* [Written exercise]
Scan each line of the records for the word "JSON" and extract the ones that have it.

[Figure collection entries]

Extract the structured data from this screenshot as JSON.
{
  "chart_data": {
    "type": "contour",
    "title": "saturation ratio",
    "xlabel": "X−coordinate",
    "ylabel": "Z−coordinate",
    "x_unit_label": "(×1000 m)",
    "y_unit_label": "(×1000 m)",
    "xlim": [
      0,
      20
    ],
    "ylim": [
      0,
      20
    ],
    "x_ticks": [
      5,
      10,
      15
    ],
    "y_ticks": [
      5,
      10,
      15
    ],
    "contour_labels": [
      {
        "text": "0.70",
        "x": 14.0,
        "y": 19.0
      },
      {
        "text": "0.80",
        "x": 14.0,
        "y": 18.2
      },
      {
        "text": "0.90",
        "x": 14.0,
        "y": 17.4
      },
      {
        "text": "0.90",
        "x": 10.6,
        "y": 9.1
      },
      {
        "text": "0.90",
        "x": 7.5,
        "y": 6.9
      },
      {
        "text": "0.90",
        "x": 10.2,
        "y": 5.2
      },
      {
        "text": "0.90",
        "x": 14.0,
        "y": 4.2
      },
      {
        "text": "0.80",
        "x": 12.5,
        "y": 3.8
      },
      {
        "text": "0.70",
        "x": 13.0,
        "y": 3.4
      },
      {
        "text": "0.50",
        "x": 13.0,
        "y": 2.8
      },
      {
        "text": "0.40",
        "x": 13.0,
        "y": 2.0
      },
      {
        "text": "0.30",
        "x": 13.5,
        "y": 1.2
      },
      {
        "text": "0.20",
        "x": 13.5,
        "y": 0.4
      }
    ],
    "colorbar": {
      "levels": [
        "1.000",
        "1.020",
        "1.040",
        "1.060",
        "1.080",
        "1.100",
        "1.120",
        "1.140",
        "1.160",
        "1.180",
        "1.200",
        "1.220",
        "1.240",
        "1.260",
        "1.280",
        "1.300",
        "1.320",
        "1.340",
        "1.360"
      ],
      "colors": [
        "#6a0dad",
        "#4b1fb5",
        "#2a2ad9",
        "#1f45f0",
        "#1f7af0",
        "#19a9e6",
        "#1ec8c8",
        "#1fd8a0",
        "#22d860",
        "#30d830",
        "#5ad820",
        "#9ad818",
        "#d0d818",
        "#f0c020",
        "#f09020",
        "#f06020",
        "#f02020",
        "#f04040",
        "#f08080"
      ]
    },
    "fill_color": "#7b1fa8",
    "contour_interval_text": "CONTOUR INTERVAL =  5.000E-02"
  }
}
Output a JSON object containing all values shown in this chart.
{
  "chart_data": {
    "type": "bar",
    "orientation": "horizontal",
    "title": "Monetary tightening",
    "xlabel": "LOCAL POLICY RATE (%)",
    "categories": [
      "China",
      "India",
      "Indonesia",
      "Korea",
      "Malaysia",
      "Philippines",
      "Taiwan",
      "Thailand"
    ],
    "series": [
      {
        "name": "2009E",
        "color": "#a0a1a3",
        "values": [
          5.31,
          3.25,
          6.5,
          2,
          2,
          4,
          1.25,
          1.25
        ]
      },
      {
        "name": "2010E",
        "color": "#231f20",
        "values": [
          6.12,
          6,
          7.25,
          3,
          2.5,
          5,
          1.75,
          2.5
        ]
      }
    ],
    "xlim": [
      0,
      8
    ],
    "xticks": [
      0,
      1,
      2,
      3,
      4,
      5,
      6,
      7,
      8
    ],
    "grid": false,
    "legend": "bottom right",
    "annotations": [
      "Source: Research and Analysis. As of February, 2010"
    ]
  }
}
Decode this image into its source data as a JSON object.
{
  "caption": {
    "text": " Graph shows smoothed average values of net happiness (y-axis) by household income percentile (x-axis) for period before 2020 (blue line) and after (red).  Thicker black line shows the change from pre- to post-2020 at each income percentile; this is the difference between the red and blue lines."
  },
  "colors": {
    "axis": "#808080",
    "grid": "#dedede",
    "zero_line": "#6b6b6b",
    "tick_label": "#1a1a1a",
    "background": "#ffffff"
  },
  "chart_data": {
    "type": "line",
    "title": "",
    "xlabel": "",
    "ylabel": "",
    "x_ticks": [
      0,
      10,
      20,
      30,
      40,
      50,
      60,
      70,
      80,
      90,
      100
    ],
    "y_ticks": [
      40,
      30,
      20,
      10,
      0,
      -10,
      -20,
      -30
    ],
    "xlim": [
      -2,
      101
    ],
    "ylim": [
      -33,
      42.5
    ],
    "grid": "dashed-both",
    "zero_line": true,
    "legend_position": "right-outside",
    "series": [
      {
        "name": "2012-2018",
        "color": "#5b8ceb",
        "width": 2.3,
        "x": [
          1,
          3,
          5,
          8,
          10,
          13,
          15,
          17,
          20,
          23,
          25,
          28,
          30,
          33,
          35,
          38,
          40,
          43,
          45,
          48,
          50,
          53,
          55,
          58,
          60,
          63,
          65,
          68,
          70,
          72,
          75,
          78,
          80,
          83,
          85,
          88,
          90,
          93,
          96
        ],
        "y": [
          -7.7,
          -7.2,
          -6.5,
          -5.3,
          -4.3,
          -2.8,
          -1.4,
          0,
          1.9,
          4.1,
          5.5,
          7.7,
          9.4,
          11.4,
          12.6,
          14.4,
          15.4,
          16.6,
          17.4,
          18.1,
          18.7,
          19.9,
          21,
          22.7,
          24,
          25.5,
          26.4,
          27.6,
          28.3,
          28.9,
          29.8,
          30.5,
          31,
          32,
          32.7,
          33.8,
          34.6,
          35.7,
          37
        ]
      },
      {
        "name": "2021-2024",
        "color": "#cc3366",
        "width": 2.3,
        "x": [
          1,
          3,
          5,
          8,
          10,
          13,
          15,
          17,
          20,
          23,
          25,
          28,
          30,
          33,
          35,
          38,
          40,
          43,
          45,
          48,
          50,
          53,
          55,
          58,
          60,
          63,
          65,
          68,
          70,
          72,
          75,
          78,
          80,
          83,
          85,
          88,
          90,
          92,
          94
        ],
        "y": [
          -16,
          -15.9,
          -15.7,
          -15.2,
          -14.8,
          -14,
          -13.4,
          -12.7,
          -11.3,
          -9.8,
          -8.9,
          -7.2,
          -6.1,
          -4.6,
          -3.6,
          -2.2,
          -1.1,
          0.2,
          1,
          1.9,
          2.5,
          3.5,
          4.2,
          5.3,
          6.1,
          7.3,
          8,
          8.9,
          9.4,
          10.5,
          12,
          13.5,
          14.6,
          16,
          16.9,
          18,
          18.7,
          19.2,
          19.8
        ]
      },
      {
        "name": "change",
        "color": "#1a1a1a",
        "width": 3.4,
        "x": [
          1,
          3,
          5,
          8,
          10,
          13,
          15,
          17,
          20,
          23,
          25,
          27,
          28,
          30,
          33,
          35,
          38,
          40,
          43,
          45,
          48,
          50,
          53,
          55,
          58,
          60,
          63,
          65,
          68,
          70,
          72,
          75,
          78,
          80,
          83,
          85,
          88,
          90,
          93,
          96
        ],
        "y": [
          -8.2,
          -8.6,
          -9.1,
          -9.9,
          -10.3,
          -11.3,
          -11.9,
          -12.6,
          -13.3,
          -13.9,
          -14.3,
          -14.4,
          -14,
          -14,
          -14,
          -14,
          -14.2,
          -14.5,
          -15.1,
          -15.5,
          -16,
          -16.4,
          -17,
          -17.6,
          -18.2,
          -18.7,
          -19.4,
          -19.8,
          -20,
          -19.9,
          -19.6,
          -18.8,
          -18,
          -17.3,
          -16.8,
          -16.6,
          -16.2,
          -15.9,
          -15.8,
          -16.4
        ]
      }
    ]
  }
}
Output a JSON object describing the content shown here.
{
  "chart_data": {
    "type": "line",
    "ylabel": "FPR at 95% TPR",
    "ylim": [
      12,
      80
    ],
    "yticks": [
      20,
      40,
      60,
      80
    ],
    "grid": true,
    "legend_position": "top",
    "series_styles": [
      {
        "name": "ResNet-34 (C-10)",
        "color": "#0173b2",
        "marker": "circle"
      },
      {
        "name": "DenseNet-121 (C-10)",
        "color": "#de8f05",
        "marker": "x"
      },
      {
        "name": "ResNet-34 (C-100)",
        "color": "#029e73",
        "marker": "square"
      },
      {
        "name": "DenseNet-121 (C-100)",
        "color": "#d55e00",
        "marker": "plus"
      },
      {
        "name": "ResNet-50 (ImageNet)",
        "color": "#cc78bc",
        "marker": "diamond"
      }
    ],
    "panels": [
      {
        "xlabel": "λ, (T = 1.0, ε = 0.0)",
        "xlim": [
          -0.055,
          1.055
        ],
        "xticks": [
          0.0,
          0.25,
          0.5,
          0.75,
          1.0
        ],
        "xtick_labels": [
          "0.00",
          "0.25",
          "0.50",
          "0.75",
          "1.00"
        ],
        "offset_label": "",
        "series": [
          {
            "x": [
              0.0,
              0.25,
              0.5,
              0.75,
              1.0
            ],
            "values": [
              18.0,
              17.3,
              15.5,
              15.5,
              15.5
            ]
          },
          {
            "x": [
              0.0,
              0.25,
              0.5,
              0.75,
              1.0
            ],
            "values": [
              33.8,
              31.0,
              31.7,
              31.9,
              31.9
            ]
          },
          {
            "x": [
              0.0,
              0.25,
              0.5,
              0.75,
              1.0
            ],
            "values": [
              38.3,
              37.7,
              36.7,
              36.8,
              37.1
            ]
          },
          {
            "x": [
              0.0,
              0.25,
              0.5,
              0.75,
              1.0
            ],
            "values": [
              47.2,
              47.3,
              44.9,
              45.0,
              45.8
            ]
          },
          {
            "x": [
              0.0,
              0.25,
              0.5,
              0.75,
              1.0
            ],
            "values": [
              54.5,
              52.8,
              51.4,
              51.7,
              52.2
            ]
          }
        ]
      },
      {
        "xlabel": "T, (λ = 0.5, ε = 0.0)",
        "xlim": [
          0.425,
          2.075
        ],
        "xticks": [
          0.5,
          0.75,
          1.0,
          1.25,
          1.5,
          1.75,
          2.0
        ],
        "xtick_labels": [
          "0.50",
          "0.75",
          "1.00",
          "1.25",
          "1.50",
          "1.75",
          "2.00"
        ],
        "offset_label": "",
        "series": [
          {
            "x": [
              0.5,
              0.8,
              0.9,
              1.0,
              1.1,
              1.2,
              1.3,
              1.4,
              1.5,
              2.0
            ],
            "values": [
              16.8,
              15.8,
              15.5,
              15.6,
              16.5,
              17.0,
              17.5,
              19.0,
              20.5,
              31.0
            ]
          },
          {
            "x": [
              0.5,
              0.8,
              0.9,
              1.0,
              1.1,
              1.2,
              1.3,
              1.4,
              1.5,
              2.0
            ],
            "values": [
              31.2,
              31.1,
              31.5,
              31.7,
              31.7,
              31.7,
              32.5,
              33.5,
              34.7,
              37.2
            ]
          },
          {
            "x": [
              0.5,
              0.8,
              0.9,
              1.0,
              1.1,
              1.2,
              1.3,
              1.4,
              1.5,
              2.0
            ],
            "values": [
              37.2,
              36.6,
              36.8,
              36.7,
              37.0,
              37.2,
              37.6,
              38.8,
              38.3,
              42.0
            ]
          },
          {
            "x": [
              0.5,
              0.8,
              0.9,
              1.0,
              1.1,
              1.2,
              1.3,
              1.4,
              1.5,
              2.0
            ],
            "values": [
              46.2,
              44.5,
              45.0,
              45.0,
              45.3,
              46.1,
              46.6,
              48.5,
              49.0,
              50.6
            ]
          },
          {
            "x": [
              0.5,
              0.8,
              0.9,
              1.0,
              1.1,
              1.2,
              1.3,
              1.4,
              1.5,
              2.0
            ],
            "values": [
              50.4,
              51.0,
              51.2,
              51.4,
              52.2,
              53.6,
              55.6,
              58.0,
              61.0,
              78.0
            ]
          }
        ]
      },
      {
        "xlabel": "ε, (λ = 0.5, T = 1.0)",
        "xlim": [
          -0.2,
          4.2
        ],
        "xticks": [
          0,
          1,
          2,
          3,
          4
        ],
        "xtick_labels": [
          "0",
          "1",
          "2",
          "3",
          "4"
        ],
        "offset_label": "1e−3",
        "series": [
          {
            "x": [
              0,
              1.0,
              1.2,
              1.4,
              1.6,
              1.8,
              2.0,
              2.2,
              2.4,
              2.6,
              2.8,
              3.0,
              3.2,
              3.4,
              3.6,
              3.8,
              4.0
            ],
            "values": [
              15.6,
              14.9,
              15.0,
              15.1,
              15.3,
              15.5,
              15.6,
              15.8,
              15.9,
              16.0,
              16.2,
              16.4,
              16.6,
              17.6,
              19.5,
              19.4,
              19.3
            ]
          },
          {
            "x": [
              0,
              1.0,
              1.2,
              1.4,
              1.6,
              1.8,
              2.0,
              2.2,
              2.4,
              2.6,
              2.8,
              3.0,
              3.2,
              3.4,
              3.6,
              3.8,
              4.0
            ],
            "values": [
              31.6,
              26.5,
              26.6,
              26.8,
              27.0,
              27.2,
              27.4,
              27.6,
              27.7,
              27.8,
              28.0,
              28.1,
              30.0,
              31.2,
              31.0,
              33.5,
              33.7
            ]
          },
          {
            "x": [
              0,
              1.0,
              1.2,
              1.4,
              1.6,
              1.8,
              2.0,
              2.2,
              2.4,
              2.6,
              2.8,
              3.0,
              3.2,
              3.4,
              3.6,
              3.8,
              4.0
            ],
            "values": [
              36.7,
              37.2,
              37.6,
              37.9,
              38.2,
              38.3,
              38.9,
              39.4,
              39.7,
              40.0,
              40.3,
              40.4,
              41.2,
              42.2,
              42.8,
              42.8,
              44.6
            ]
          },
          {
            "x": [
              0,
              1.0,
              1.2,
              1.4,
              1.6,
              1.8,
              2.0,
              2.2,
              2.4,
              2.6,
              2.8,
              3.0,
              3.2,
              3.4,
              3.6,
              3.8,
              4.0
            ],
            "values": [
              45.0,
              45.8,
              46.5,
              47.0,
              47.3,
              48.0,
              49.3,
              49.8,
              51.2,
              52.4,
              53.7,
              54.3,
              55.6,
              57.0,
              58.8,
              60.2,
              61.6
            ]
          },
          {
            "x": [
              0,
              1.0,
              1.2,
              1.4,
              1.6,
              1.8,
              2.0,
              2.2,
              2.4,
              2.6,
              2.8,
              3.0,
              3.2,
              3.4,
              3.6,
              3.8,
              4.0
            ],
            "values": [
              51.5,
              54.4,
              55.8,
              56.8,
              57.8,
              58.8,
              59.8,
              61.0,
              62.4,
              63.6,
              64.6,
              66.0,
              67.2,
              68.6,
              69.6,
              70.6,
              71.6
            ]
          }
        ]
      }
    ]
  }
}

* [Answer]
Extract the structured data from this screenshot as JSON.
Output a JSON object containing all values shown in this chart.
Decode this image into its source data as a JSON object.
Output a JSON object describing the content shown here.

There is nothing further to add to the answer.